• **Reading text**
§ §

TUNING FOR ALL FLASH DEPLOYMENTS
Ceph Tuning and Best Practices for All Flash Intel® Xeon® Servers
Last updated: January 2017
TABLE OF CONTENTS
- Introduction
- Ceph Storage Hardware Guidelines
- Intel Tuning and Optimization Recommendations for Ceph
- Appendix
- Sample Ceph.conf
- Sample sysctl.conf
- All-NVMe Ceph Cluster Tuning for MySQL workload
- Sample Ceph Vendor Solutions
INTRODUCTION
Ceph is a scalable, open source, software-defined storage offering that runs on commodity hardware. Ceph has been developed from the ground up to deliver object, block, and file system storage in a single software platform that is self-managing, self-healing and has no single point of failure. Because of its highly scalable, software defined storage architecture, can be a powerful storage solution to consider.

§ §

• **Request a**
Answer these questions from the Ceph tuning guide, one per line:
(i) In what month and year was it last updated?
(ii) For what kind of servers does its title give tuning and best practices?
(iii) Which three kinds of storage is Ceph said to deliver in a single software platform?

§ §

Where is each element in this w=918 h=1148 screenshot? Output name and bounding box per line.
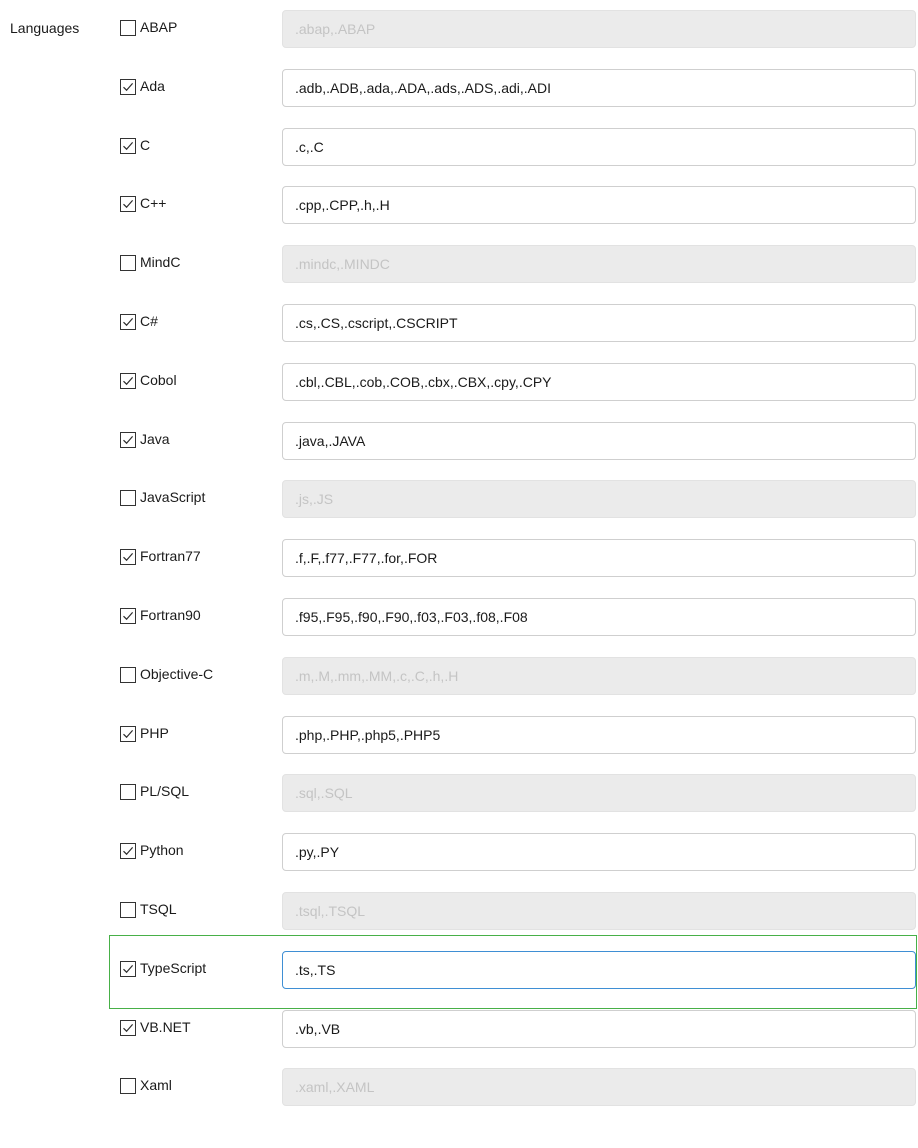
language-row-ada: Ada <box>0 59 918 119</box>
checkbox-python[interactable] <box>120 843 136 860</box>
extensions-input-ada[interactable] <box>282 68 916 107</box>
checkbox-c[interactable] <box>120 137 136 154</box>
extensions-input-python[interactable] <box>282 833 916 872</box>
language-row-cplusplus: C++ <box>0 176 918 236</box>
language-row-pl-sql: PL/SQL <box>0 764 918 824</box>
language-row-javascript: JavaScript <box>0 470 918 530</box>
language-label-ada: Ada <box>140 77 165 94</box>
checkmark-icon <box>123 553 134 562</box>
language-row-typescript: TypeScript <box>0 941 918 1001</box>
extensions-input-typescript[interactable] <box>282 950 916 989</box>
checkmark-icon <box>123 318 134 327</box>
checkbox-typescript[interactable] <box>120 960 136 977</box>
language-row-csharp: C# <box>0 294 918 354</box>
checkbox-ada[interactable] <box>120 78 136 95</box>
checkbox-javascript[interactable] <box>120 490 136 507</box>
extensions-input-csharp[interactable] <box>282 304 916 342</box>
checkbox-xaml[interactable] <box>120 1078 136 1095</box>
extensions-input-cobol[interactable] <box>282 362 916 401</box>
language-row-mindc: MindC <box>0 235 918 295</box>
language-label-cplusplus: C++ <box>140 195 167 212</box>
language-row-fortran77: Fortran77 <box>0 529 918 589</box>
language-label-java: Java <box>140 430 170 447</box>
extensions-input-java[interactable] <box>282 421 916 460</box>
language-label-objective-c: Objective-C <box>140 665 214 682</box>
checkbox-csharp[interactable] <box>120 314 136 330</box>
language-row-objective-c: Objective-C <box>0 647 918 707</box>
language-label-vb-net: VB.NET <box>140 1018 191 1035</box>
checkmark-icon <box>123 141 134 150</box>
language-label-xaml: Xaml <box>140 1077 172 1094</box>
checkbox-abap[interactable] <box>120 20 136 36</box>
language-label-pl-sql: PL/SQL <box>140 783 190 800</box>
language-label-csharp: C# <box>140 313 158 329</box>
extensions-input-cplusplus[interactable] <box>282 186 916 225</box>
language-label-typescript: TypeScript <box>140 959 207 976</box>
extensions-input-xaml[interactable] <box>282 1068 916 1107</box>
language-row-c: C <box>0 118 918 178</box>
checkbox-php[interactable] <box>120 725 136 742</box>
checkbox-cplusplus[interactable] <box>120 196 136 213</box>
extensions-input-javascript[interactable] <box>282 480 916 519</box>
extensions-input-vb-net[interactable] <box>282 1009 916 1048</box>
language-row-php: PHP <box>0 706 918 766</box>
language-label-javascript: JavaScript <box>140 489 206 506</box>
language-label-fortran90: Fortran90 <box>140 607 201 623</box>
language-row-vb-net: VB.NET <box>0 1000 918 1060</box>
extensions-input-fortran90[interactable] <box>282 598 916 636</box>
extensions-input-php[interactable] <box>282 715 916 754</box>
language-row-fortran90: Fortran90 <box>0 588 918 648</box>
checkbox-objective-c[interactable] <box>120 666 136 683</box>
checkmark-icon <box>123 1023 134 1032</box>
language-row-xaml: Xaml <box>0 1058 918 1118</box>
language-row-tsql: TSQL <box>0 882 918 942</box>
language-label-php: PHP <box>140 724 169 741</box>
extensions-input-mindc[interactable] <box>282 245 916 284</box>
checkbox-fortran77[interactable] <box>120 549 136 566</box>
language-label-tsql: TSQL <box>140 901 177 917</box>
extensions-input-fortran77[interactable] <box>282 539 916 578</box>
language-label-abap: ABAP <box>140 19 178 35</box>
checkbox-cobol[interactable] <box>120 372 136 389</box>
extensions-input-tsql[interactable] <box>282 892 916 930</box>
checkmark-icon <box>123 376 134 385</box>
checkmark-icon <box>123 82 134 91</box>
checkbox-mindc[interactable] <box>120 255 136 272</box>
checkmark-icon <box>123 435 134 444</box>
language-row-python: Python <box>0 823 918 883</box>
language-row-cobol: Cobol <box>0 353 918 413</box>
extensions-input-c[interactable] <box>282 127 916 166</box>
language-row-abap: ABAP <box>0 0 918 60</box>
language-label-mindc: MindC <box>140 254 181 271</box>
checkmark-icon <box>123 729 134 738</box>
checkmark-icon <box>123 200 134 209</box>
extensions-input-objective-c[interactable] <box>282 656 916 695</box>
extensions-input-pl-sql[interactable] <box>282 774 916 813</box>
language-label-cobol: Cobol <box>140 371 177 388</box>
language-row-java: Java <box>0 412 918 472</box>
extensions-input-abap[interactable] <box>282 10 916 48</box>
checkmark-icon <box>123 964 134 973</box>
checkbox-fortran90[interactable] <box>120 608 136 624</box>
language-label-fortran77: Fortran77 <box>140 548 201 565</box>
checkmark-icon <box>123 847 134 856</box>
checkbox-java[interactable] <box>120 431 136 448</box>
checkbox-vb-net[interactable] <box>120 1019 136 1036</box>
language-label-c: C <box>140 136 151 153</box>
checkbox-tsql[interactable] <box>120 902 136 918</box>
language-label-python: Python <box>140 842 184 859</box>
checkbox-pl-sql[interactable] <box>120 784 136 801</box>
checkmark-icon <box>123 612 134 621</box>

§ §

• **Request b**
Duplicate the lines of the entries from the line with "language-row-ada: Ada <box>0 59 918 119</box>" up to and including the line with "extensions-input-java[interactable] <box>282 421".

• **Right answer a**
(i) January 2017
(ii) All Flash Intel® Xeon® Servers
(iii) Object, block, and file system storage

• **Right answer b**
language-row-ada: Ada <box>0 59 918 119</box>
checkbox-python[interactable] <box>120 843 136 860</box>
extensions-input-ada[interactable] <box>282 68 916 107</box>
checkbox-c[interactable] <box>120 137 136 154</box>
extensions-input-python[interactable] <box>282 833 916 872</box>
language-row-cplusplus: C++ <box>0 176 918 236</box>
language-row-pl-sql: PL/SQL <box>0 764 918 824</box>
language-row-javascript: JavaScript <box>0 470 918 530</box>
language-label-ada: Ada <box>140 77 165 94</box>
checkmark-icon <box>123 553 134 562</box>
language-row-typescript: TypeScript <box>0 941 918 1001</box>
extensions-input-typescript[interactable] <box>282 950 916 989</box>
checkmark-icon <box>123 318 134 327</box>
checkbox-typescript[interactable] <box>120 960 136 977</box>
language-row-csharp: C# <box>0 294 918 354</box>
checkbox-ada[interactable] <box>120 78 136 95</box>
checkbox-javascript[interactable] <box>120 490 136 507</box>
extensions-input-csharp[interactable] <box>282 304 916 342</box>
checkbox-xaml[interactable] <box>120 1078 136 1095</box>
extensions-input-cobol[interactable] <box>282 362 916 401</box>
language-row-mindc: MindC <box>0 235 918 295</box>
language-label-cplusplus: C++ <box>140 195 167 212</box>
language-row-fortran77: Fortran77 <box>0 529 918 589</box>
language-label-java: Java <box>140 430 170 447</box>
extensions-input-java[interactable] <box>282 421 916 460</box>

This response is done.